What to do: Provide the number of lines where the word "icon" occurs, and no other text.

# # # #

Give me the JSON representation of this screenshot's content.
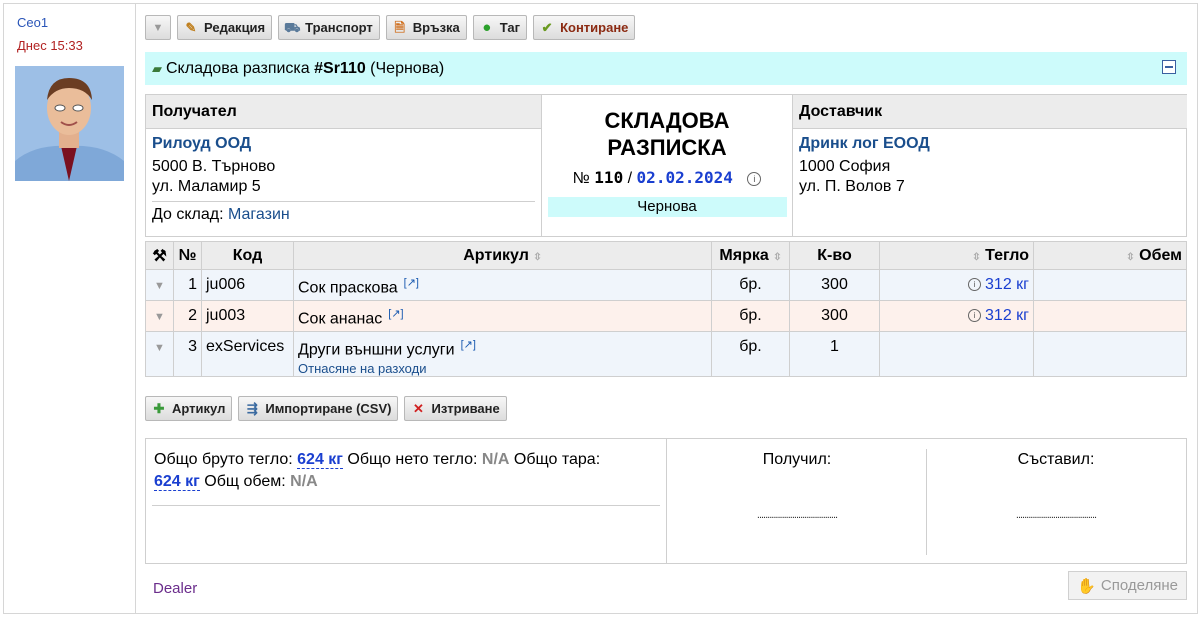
{
  "sidebar": {
    "author": "Ceo1",
    "date": "Днес 15:33"
  },
  "toolbar": {
    "buttons": [
      {
        "label": "Редакция",
        "icon": "pencil-icon"
      },
      {
        "label": "Транспорт",
        "icon": "truck-icon"
      },
      {
        "label": "Връзка",
        "icon": "document-link-icon"
      },
      {
        "label": "Таг",
        "icon": "tag-dot-icon"
      },
      {
        "label": "Контиране",
        "icon": "check-circle-icon"
      }
    ]
  },
  "doc": {
    "title_prefix": "Складова разписка ",
    "title_handle": "#Sr110",
    "title_suffix": " (Чернова)",
    "heading": "СКЛАДОВА РАЗПИСКА",
    "number_label": "№",
    "number": "110",
    "date": "02.02.2024",
    "status": "Чернова"
  },
  "recipient": {
    "header": "Получател",
    "name": "Рилоуд ООД",
    "city": "5000 В. Търново",
    "street": "ул. Маламир 5",
    "store_label": "До склад:",
    "store": "Магазин"
  },
  "supplier": {
    "header": "Доставчик",
    "name": "Дринк лог ЕООД",
    "city": "1000 София",
    "street": "ул. П. Волов 7"
  },
  "table": {
    "headers": {
      "num": "№",
      "code": "Код",
      "article": "Артикул",
      "unit": "Мярка",
      "qty": "К-во",
      "weight": "Тегло",
      "volume": "Обем"
    },
    "rows": [
      {
        "n": "1",
        "code": "ju006",
        "article": "Сок праскова",
        "sub": "",
        "unit": "бр.",
        "qty": "300",
        "weight": "312 кг",
        "volume": ""
      },
      {
        "n": "2",
        "code": "ju003",
        "article": "Сок ананас",
        "sub": "",
        "unit": "бр.",
        "qty": "300",
        "weight": "312 кг",
        "volume": ""
      },
      {
        "n": "3",
        "code": "exServices",
        "article": "Други външни услуги",
        "sub": "Отнасяне на разходи",
        "unit": "бр.",
        "qty": "1",
        "weight": "",
        "volume": ""
      }
    ]
  },
  "actions": [
    {
      "label": "Артикул"
    },
    {
      "label": "Импортиране (CSV)"
    },
    {
      "label": "Изтриване"
    }
  ],
  "totals": {
    "gross_label": "Общо бруто тегло:",
    "gross": "624 кг",
    "net_label": "Общо нето тегло:",
    "net": "N/A",
    "tare_label": "Общо тара:",
    "tare": "624 кг",
    "volume_label": "Общ обем:",
    "volume": "N/A"
  },
  "signatures": {
    "received": "Получил:",
    "composed": "Съставил:",
    "line": "......................................."
  },
  "footer": {
    "dealer": "Dealer",
    "share": "Споделяне"
  }
}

# # # #

Exercise response: 5